━━ Items ━━

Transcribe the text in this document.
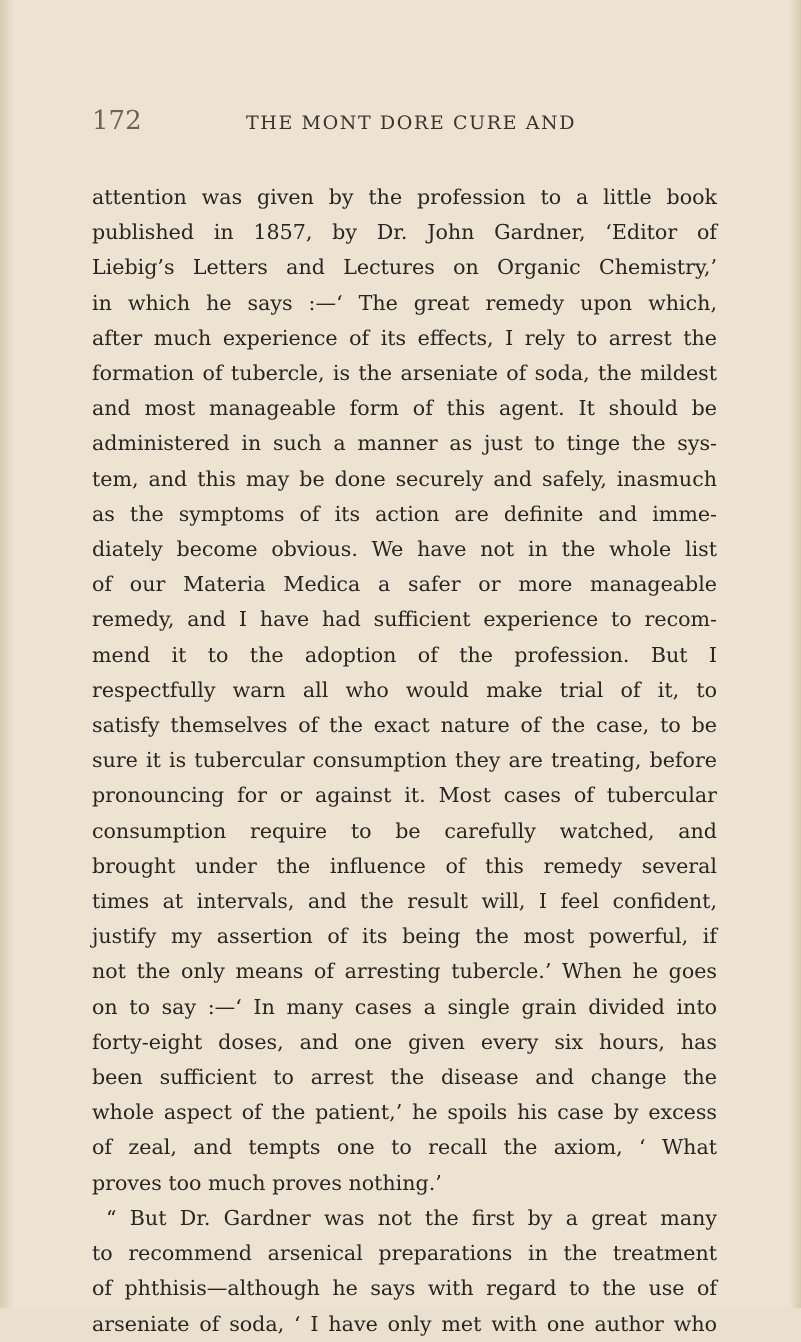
172	THE MONT DORE CURE AND
attention was given by the profession to a little book
published in 1857, by Dr. John Gardner, ‘Editor of
Liebig’s Letters and Lectures on Organic Chemistry,’
in which he says :—‘ The great remedy upon which,
after much experience of its effects, I rely to arrest the
formation of tubercle, is the arseniate of soda, the mildest
and most manageable form of this agent. It should be
administered in such a manner as just to tinge the sys-
tem, and this may be done securely and safely, inasmuch
as the symptoms of its action are definite and imme-
diately become obvious. We have not in the whole list
of our Materia Medica a safer or more manageable
remedy, and I have had sufficient experience to recom-
mend it to the adoption of the profession. But I
respectfully warn all who would make trial of it, to
satisfy themselves of the exact nature of the case, to be
sure it is tubercular consumption they are treating, before
pronouncing for or against it. Most cases of tubercular
consumption require to be carefully watched, and
brought under the influence of this remedy several
times at intervals, and the result will, I feel confident,
justify my assertion of its being the most powerful, if
not the only means of arresting tubercle.’ When he goes
on to say :—‘ In many cases a single grain divided into
forty-eight doses, and one given every six hours, has
been sufficient to arrest the disease and change the
whole aspect of the patient,’ he spoils his case by excess
of zeal, and tempts one to recall the axiom, ‘ What
proves too much proves nothing.’
“ But Dr. Gardner was not the first by a great many
to recommend arsenical preparations in the treatment
of phthisis—although he says with regard to the use of
arseniate of soda, ‘ I have only met with one author who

━━━

__Set problem__
Do not include images; quote all of the entries above exactly.

__Result__
Transcribe the text in this document.
172	THE MONT DORE CURE AND
attention was given by the profession to a little book
published in 1857, by Dr. John Gardner, ‘Editor of
Liebig’s Letters and Lectures on Organic Chemistry,’
in which he says :—‘ The great remedy upon which,
after much experience of its effects, I rely to arrest the
formation of tubercle, is the arseniate of soda, the mildest
and most manageable form of this agent. It should be
administered in such a manner as just to tinge the sys-
tem, and this may be done securely and safely, inasmuch
as the symptoms of its action are definite and imme-
diately become obvious. We have not in the whole list
of our Materia Medica a safer or more manageable
remedy, and I have had sufficient experience to recom-
mend it to the adoption of the profession. But I
respectfully warn all who would make trial of it, to
satisfy themselves of the exact nature of the case, to be
sure it is tubercular consumption they are treating, before
pronouncing for or against it. Most cases of tubercular
consumption require to be carefully watched, and
brought under the influence of this remedy several
times at intervals, and the result will, I feel confident,
justify my assertion of its being the most powerful, if
not the only means of arresting tubercle.’ When he goes
on to say :—‘ In many cases a single grain divided into
forty-eight doses, and one given every six hours, has
been sufficient to arrest the disease and change the
whole aspect of the patient,’ he spoils his case by excess
of zeal, and tempts one to recall the axiom, ‘ What
proves too much proves nothing.’
“ But Dr. Gardner was not the first by a great many
to recommend arsenical preparations in the treatment
of phthisis—although he says with regard to the use of
arseniate of soda, ‘ I have only met with one author who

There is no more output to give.